- [EXERCISE DETAILS]: Extract each line of the records below that contains the word "name".

+===+

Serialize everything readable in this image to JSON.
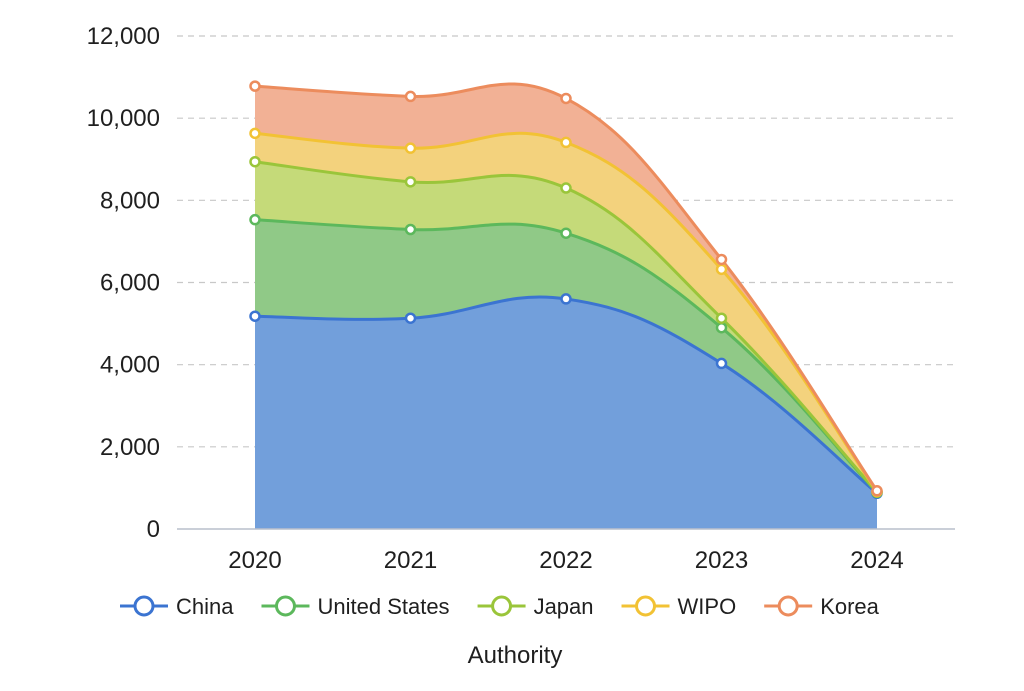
{
  "chart_data": {
    "type": "area",
    "stacked": true,
    "categories": [
      "2020",
      "2021",
      "2022",
      "2023",
      "2024"
    ],
    "series": [
      {
        "name": "China",
        "values": [
          5180,
          5130,
          5600,
          4030,
          870
        ],
        "color": "#3b74d1",
        "fill": "#729fdb"
      },
      {
        "name": "United States",
        "values": [
          2350,
          2160,
          1600,
          870,
          20
        ],
        "color": "#5cb85c",
        "fill": "#90c987"
      },
      {
        "name": "Japan",
        "values": [
          1410,
          1160,
          1100,
          230,
          10
        ],
        "color": "#9ac53a",
        "fill": "#c5da79"
      },
      {
        "name": "WIPO",
        "values": [
          690,
          820,
          1110,
          1190,
          10
        ],
        "color": "#f2c234",
        "fill": "#f3d27d"
      },
      {
        "name": "Korea",
        "values": [
          1150,
          1260,
          1070,
          240,
          20
        ],
        "color": "#ec8c5d",
        "fill": "#f2b195"
      }
    ],
    "xlabel": "Authority",
    "ylabel": "",
    "ylim": [
      0,
      12000
    ],
    "yticks": [
      "0",
      "2,000",
      "4,000",
      "6,000",
      "8,000",
      "10,000",
      "12,000"
    ],
    "grid": "horizontal-dashed",
    "legend_position": "bottom"
  }
}
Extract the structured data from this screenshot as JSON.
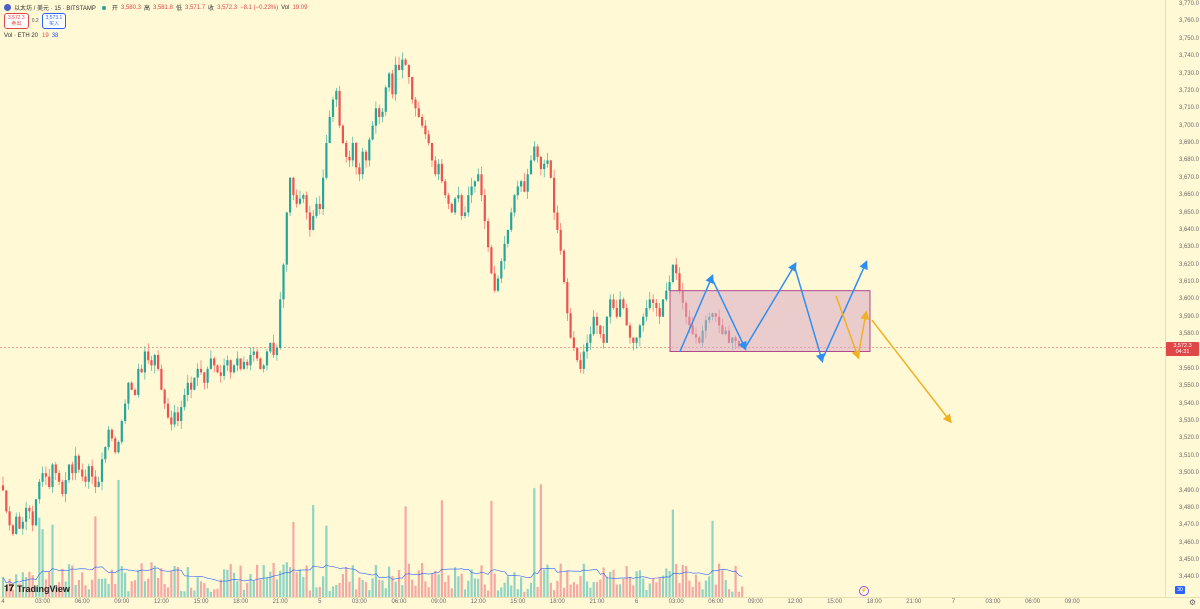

+===+

- [SOLUTION]:
        "name": "China",
        "name": "United States",
        "name": "Japan",
        "name": "WIPO",
        "name": "Korea",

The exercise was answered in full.